Task objective>
Provide only the number of lines in the data below that contain the string "attributed".

Dataset entries>
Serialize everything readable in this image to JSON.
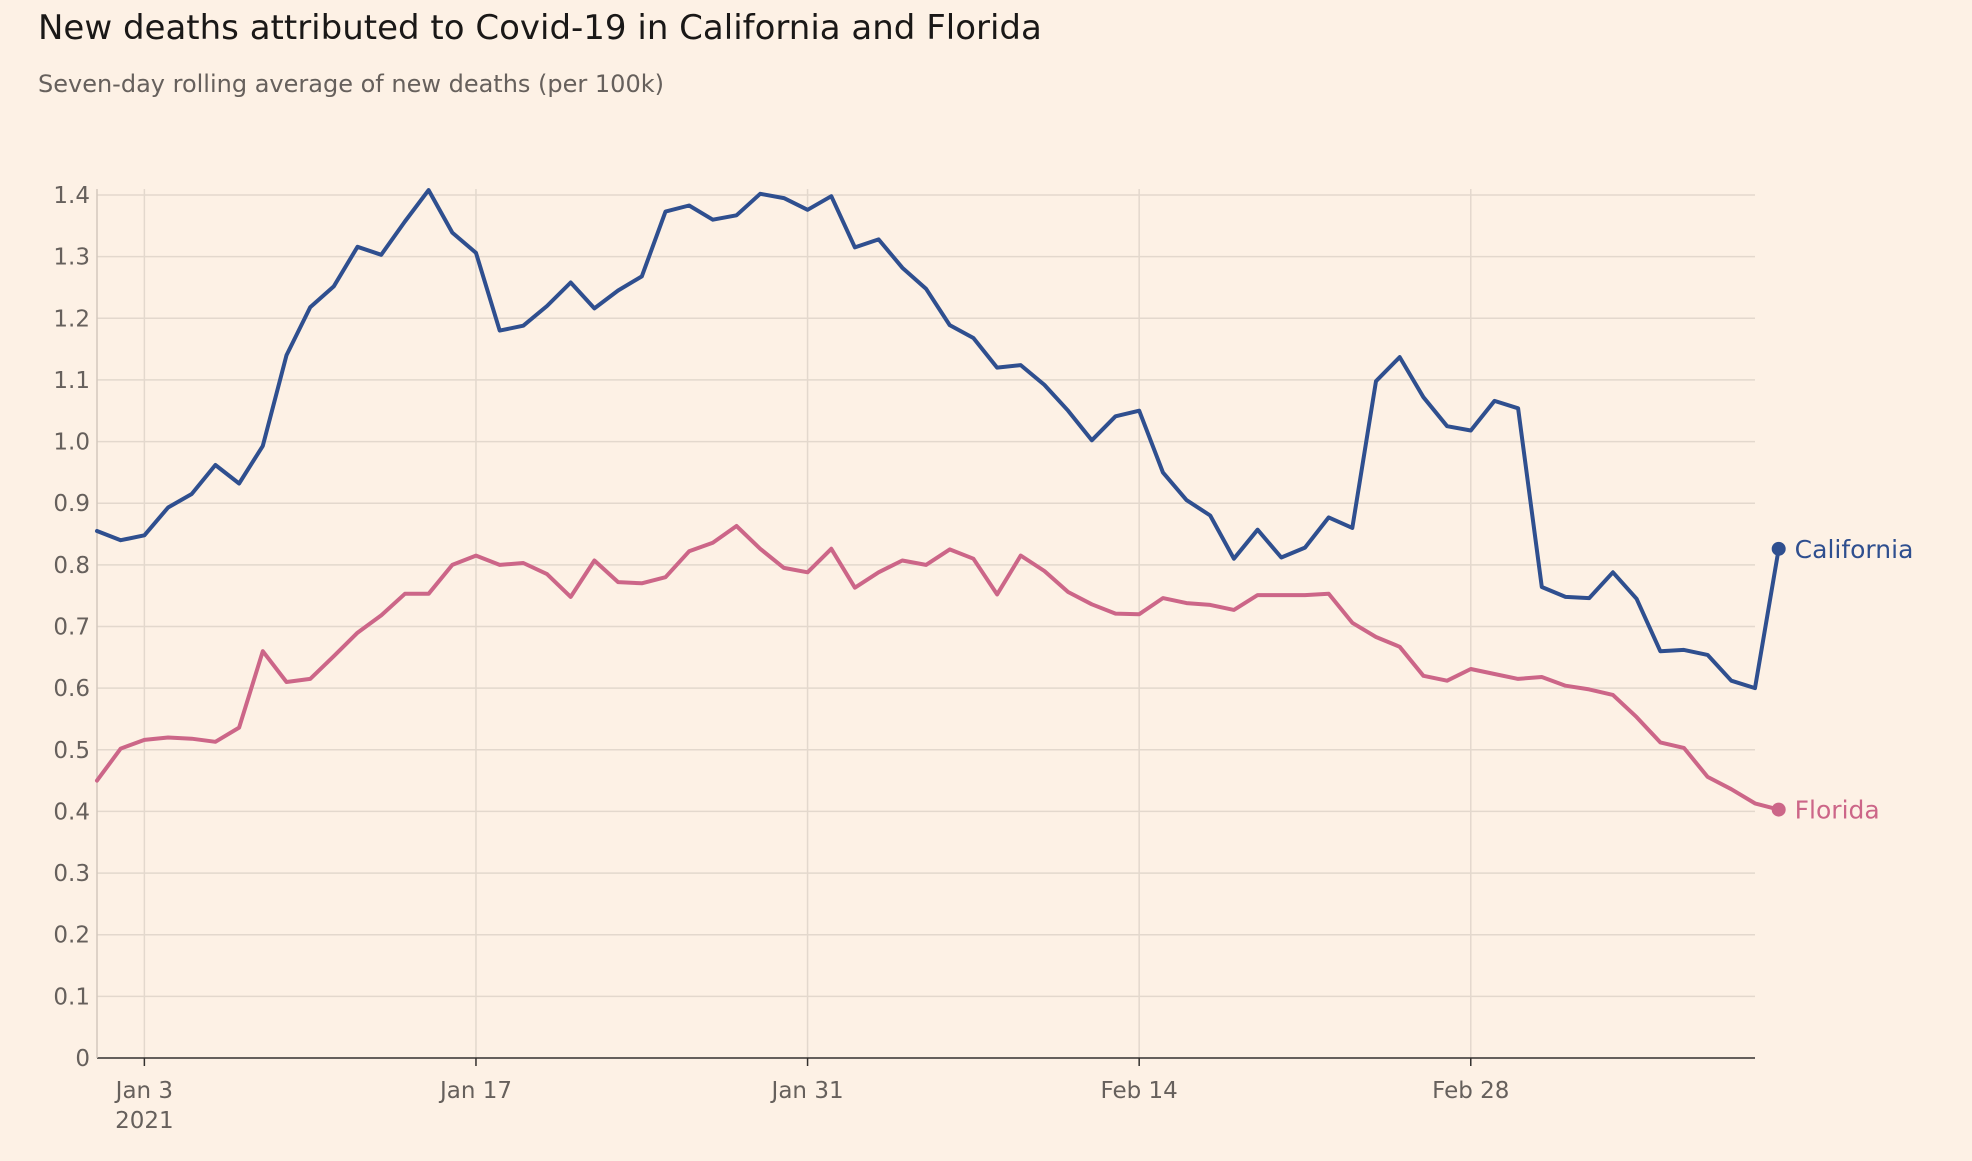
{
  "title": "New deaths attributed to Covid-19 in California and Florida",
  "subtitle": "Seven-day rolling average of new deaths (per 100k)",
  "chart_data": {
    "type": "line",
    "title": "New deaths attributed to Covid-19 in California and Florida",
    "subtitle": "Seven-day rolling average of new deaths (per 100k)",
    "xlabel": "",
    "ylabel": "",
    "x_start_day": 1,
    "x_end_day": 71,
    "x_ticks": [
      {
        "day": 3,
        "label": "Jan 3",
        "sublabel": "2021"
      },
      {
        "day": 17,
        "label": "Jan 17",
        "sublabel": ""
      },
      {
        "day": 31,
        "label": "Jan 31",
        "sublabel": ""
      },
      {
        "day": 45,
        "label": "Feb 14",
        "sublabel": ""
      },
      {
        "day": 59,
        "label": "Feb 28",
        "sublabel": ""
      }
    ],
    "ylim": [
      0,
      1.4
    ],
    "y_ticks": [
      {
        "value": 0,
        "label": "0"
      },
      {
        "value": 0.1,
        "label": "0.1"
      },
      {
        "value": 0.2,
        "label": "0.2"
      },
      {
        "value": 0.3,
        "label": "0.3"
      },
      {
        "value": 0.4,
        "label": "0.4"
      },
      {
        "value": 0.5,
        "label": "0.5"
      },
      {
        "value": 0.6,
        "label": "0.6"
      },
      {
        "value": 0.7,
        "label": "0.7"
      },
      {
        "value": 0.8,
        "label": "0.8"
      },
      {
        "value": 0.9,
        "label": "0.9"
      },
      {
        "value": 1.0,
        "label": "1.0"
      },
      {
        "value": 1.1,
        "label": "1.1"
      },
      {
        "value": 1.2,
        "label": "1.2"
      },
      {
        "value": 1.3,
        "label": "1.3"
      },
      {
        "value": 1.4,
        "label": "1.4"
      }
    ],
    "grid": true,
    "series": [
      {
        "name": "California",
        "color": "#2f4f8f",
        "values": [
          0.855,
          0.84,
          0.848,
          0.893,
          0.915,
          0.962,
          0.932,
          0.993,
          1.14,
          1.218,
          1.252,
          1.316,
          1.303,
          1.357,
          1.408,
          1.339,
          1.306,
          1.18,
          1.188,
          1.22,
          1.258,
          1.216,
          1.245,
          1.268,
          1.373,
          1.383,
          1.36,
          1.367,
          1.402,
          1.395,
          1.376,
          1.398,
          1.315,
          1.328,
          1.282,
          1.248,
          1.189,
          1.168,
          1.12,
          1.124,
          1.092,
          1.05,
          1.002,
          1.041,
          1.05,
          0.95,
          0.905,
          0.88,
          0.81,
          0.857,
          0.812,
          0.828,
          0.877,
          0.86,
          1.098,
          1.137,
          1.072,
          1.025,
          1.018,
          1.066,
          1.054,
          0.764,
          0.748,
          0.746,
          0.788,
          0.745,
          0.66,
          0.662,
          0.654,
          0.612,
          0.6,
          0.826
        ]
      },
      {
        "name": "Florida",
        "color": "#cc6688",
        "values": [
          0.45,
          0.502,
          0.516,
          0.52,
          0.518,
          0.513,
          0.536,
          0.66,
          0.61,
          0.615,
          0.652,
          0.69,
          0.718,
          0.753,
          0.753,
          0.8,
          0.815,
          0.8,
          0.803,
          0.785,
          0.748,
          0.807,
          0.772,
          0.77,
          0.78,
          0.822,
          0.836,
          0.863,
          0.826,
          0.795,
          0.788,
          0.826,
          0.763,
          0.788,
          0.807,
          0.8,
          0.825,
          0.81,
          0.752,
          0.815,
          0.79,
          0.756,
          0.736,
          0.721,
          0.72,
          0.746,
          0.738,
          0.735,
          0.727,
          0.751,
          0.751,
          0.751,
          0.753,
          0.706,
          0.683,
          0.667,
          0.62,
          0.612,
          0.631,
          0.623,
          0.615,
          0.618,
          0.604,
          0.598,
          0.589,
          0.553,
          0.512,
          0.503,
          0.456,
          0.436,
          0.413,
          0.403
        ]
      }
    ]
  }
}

Written answer>
2